PROVIDED RECORDS:
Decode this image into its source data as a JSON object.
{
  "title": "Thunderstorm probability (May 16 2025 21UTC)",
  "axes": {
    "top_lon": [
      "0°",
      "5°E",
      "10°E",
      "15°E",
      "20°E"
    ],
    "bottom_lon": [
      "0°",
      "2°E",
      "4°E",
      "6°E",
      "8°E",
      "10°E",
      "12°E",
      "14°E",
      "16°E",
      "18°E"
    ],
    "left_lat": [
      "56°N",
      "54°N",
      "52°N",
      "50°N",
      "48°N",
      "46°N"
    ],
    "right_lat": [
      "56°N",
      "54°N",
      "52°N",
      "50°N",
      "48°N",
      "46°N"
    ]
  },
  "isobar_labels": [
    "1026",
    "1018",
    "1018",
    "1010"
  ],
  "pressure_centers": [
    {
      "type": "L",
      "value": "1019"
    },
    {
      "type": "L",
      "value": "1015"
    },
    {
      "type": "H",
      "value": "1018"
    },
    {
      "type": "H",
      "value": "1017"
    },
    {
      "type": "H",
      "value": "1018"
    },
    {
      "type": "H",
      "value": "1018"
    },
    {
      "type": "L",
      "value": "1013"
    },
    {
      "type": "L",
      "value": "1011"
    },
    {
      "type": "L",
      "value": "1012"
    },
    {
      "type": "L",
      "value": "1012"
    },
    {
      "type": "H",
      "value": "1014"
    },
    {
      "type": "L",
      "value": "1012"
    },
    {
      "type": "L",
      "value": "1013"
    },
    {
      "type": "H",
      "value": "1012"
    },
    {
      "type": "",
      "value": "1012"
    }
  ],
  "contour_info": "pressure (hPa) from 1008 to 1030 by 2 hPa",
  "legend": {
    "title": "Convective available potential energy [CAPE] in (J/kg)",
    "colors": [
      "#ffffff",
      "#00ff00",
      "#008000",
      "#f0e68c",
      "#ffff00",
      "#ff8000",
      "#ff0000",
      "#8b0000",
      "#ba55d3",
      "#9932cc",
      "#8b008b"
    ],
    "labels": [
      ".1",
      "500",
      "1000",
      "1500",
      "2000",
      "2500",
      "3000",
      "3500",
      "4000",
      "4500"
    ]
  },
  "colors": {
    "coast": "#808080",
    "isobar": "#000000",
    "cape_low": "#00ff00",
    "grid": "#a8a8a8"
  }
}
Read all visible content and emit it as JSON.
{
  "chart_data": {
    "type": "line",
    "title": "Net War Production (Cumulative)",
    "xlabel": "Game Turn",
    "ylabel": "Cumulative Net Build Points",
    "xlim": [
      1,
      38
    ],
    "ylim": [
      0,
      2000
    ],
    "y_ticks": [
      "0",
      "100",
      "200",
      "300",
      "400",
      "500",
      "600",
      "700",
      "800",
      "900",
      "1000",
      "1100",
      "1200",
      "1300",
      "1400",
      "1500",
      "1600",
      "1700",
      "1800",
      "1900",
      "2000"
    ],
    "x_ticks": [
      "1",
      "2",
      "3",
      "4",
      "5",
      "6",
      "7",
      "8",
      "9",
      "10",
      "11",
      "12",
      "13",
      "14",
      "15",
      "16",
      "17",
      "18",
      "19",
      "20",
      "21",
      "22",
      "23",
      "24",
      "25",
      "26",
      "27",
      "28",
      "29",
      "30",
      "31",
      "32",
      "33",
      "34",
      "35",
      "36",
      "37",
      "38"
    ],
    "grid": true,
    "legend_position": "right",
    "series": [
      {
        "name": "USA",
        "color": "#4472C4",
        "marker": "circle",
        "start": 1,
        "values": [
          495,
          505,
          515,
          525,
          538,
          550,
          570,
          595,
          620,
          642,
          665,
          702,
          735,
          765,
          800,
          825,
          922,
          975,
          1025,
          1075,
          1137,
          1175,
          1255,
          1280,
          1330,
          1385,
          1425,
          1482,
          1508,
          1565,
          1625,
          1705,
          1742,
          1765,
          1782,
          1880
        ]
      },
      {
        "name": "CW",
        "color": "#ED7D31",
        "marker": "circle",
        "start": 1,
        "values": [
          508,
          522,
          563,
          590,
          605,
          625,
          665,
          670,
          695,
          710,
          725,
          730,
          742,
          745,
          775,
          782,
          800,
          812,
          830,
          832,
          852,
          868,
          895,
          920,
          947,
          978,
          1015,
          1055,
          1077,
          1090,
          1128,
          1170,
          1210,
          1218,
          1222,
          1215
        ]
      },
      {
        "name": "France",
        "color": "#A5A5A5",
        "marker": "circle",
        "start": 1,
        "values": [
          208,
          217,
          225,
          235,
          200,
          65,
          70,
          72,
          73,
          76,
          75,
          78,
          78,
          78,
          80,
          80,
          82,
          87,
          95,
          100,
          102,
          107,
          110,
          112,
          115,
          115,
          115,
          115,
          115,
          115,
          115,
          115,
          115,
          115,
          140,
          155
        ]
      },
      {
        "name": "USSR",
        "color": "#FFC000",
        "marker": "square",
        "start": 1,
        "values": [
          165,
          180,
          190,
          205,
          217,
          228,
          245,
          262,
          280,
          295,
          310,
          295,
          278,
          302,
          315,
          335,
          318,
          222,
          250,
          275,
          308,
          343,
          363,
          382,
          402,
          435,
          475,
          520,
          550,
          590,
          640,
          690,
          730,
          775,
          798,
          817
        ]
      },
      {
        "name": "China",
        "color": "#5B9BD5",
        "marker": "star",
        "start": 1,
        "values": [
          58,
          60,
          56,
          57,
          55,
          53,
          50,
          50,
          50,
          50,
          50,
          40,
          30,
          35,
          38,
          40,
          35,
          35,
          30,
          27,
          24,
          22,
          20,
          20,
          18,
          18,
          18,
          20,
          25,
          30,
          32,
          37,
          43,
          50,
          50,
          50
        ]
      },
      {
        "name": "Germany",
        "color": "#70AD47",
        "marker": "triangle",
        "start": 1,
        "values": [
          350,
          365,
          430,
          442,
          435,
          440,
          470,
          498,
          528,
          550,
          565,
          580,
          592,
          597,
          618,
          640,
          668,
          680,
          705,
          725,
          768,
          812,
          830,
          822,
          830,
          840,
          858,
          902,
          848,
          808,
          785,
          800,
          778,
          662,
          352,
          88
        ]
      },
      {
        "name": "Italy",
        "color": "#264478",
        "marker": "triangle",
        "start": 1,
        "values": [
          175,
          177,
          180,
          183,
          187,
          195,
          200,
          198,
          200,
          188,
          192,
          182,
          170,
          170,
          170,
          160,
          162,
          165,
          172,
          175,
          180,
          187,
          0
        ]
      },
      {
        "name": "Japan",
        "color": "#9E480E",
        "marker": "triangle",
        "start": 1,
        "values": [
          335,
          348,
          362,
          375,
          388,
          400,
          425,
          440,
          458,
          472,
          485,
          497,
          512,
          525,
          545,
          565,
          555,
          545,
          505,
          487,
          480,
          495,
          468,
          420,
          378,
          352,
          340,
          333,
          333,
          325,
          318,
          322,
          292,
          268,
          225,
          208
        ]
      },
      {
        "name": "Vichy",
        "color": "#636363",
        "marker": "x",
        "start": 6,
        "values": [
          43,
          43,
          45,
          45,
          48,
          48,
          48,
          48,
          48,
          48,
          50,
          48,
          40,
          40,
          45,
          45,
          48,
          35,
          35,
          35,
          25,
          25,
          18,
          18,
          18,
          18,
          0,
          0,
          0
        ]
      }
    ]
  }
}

THE EXERCISE:
Reproduce the material exactly, with every line intact.

CORRECT OUTPUT:
Decode this image into its source data as a JSON object.
{
  "title": "Thunderstorm probability (May 16 2025 21UTC)",
  "axes": {
    "top_lon": [
      "0°",
      "5°E",
      "10°E",
      "15°E",
      "20°E"
    ],
    "bottom_lon": [
      "0°",
      "2°E",
      "4°E",
      "6°E",
      "8°E",
      "10°E",
      "12°E",
      "14°E",
      "16°E",
      "18°E"
    ],
    "left_lat": [
      "56°N",
      "54°N",
      "52°N",
      "50°N",
      "48°N",
      "46°N"
    ],
    "right_lat": [
      "56°N",
      "54°N",
      "52°N",
      "50°N",
      "48°N",
      "46°N"
    ]
  },
  "isobar_labels": [
    "1026",
    "1018",
    "1018",
    "1010"
  ],
  "pressure_centers": [
    {
      "type": "L",
      "value": "1019"
    },
    {
      "type": "L",
      "value": "1015"
    },
    {
      "type": "H",
      "value": "1018"
    },
    {
      "type": "H",
      "value": "1017"
    },
    {
      "type": "H",
      "value": "1018"
    },
    {
      "type": "H",
      "value": "1018"
    },
    {
      "type": "L",
      "value": "1013"
    },
    {
      "type": "L",
      "value": "1011"
    },
    {
      "type": "L",
      "value": "1012"
    },
    {
      "type": "L",
      "value": "1012"
    },
    {
      "type": "H",
      "value": "1014"
    },
    {
      "type": "L",
      "value": "1012"
    },
    {
      "type": "L",
      "value": "1013"
    },
    {
      "type": "H",
      "value": "1012"
    },
    {
      "type": "",
      "value": "1012"
    }
  ],
  "contour_info": "pressure (hPa) from 1008 to 1030 by 2 hPa",
  "legend": {
    "title": "Convective available potential energy [CAPE] in (J/kg)",
    "colors": [
      "#ffffff",
      "#00ff00",
      "#008000",
      "#f0e68c",
      "#ffff00",
      "#ff8000",
      "#ff0000",
      "#8b0000",
      "#ba55d3",
      "#9932cc",
      "#8b008b"
    ],
    "labels": [
      ".1",
      "500",
      "1000",
      "1500",
      "2000",
      "2500",
      "3000",
      "3500",
      "4000",
      "4500"
    ]
  },
  "colors": {
    "coast": "#808080",
    "isobar": "#000000",
    "cape_low": "#00ff00",
    "grid": "#a8a8a8"
  }
}
Read all visible content and emit it as JSON.
{
  "chart_data": {
    "type": "line",
    "title": "Net War Production (Cumulative)",
    "xlabel": "Game Turn",
    "ylabel": "Cumulative Net Build Points",
    "xlim": [
      1,
      38
    ],
    "ylim": [
      0,
      2000
    ],
    "y_ticks": [
      "0",
      "100",
      "200",
      "300",
      "400",
      "500",
      "600",
      "700",
      "800",
      "900",
      "1000",
      "1100",
      "1200",
      "1300",
      "1400",
      "1500",
      "1600",
      "1700",
      "1800",
      "1900",
      "2000"
    ],
    "x_ticks": [
      "1",
      "2",
      "3",
      "4",
      "5",
      "6",
      "7",
      "8",
      "9",
      "10",
      "11",
      "12",
      "13",
      "14",
      "15",
      "16",
      "17",
      "18",
      "19",
      "20",
      "21",
      "22",
      "23",
      "24",
      "25",
      "26",
      "27",
      "28",
      "29",
      "30",
      "31",
      "32",
      "33",
      "34",
      "35",
      "36",
      "37",
      "38"
    ],
    "grid": true,
    "legend_position": "right",
    "series": [
      {
        "name": "USA",
        "color": "#4472C4",
        "marker": "circle",
        "start": 1,
        "values": [
          495,
          505,
          515,
          525,
          538,
          550,
          570,
          595,
          620,
          642,
          665,
          702,
          735,
          765,
          800,
          825,
          922,
          975,
          1025,
          1075,
          1137,
          1175,
          1255,
          1280,
          1330,
          1385,
          1425,
          1482,
          1508,
          1565,
          1625,
          1705,
          1742,
          1765,
          1782,
          1880
        ]
      },
      {
        "name": "CW",
        "color": "#ED7D31",
        "marker": "circle",
        "start": 1,
        "values": [
          508,
          522,
          563,
          590,
          605,
          625,
          665,
          670,
          695,
          710,
          725,
          730,
          742,
          745,
          775,
          782,
          800,
          812,
          830,
          832,
          852,
          868,
          895,
          920,
          947,
          978,
          1015,
          1055,
          1077,
          1090,
          1128,
          1170,
          1210,
          1218,
          1222,
          1215
        ]
      },
      {
        "name": "France",
        "color": "#A5A5A5",
        "marker": "circle",
        "start": 1,
        "values": [
          208,
          217,
          225,
          235,
          200,
          65,
          70,
          72,
          73,
          76,
          75,
          78,
          78,
          78,
          80,
          80,
          82,
          87,
          95,
          100,
          102,
          107,
          110,
          112,
          115,
          115,
          115,
          115,
          115,
          115,
          115,
          115,
          115,
          115,
          140,
          155
        ]
      },
      {
        "name": "USSR",
        "color": "#FFC000",
        "marker": "square",
        "start": 1,
        "values": [
          165,
          180,
          190,
          205,
          217,
          228,
          245,
          262,
          280,
          295,
          310,
          295,
          278,
          302,
          315,
          335,
          318,
          222,
          250,
          275,
          308,
          343,
          363,
          382,
          402,
          435,
          475,
          520,
          550,
          590,
          640,
          690,
          730,
          775,
          798,
          817
        ]
      },
      {
        "name": "China",
        "color": "#5B9BD5",
        "marker": "star",
        "start": 1,
        "values": [
          58,
          60,
          56,
          57,
          55,
          53,
          50,
          50,
          50,
          50,
          50,
          40,
          30,
          35,
          38,
          40,
          35,
          35,
          30,
          27,
          24,
          22,
          20,
          20,
          18,
          18,
          18,
          20,
          25,
          30,
          32,
          37,
          43,
          50,
          50,
          50
        ]
      },
      {
        "name": "Germany",
        "color": "#70AD47",
        "marker": "triangle",
        "start": 1,
        "values": [
          350,
          365,
          430,
          442,
          435,
          440,
          470,
          498,
          528,
          550,
          565,
          580,
          592,
          597,
          618,
          640,
          668,
          680,
          705,
          725,
          768,
          812,
          830,
          822,
          830,
          840,
          858,
          902,
          848,
          808,
          785,
          800,
          778,
          662,
          352,
          88
        ]
      },
      {
        "name": "Italy",
        "color": "#264478",
        "marker": "triangle",
        "start": 1,
        "values": [
          175,
          177,
          180,
          183,
          187,
          195,
          200,
          198,
          200,
          188,
          192,
          182,
          170,
          170,
          170,
          160,
          162,
          165,
          172,
          175,
          180,
          187,
          0
        ]
      },
      {
        "name": "Japan",
        "color": "#9E480E",
        "marker": "triangle",
        "start": 1,
        "values": [
          335,
          348,
          362,
          375,
          388,
          400,
          425,
          440,
          458,
          472,
          485,
          497,
          512,
          525,
          545,
          565,
          555,
          545,
          505,
          487,
          480,
          495,
          468,
          420,
          378,
          352,
          340,
          333,
          333,
          325,
          318,
          322,
          292,
          268,
          225,
          208
        ]
      },
      {
        "name": "Vichy",
        "color": "#636363",
        "marker": "x",
        "start": 6,
        "values": [
          43,
          43,
          45,
          45,
          48,
          48,
          48,
          48,
          48,
          48,
          50,
          48,
          40,
          40,
          45,
          45,
          48,
          35,
          35,
          35,
          25,
          25,
          18,
          18,
          18,
          18,
          0,
          0,
          0
        ]
      }
    ]
  }
}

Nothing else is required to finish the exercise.